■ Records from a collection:
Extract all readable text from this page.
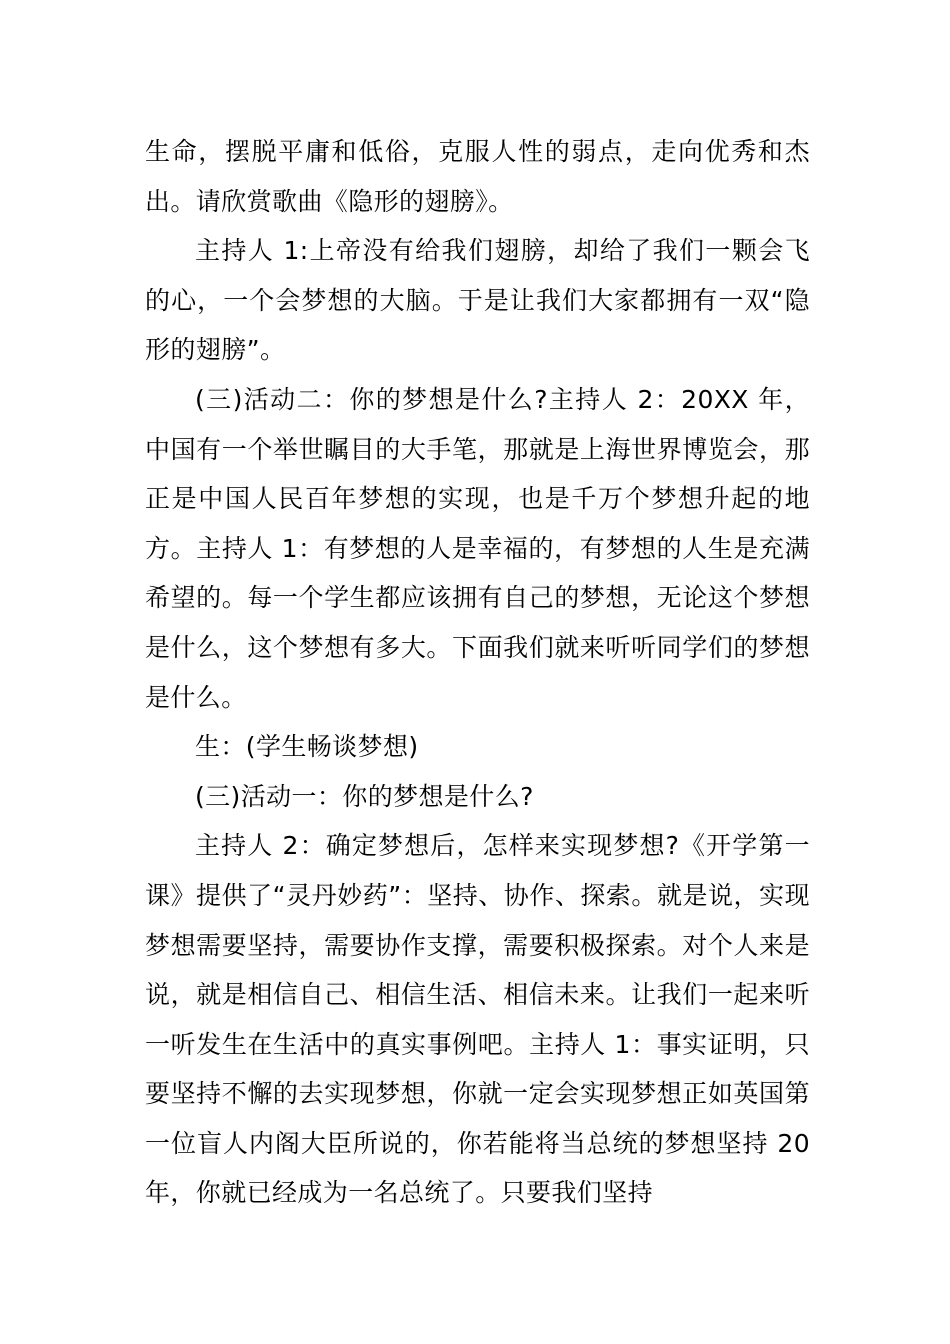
生命，摆脱平庸和低俗，克服人性的弱点，走向优秀和杰出。请欣赏歌曲《隐形的翅膀》。

主持人 1:上帝没有给我们翅膀，却给了我们一颗会飞的心，一个会梦想的大脑。于是让我们大家都拥有一双“隐形的翅膀”。

(三)活动二：你的梦想是什么?主持人 2：20XX 年，中国有一个举世瞩目的大手笔，那就是上海世界博览会，那正是中国人民百年梦想的实现，也是千万个梦想升起的地方。主持人 1：有梦想的人是幸福的，有梦想的人生是充满希望的。每一个学生都应该拥有自己的梦想，无论这个梦想是什么，这个梦想有多大。下面我们就来听听同学们的梦想是什么。

生：(学生畅谈梦想)

(三)活动一：你的梦想是什么?

主持人 2：确定梦想后，怎样来实现梦想?《开学第一课》提供了“灵丹妙药”：坚持、协作、探索。就是说，实现梦想需要坚持，需要协作支撑，需要积极探索。对个人来是说，就是相信自己、相信生活、相信未来。让我们一起来听一听发生在生活中的真实事例吧。主持人 1：事实证明，只要坚持不懈的去实现梦想，你就一定会实现梦想正如英国第一位盲人内阁大臣所说的，你若能将当总统的梦想坚持 20 年，你就已经成为一名总统了。只要我们坚持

■ Your objective: Scan the lines for the string "隐形的翅膀". Copy out each line that matches.

■ Correct answer:
生命，摆脱平庸和低俗，克服人性的弱点，走向优秀和杰出。请欣赏歌曲《隐形的翅膀》。
主持人 1:上帝没有给我们翅膀，却给了我们一颗会飞的心，一个会梦想的大脑。于是让我们大家都拥有一双“隐形的翅膀”。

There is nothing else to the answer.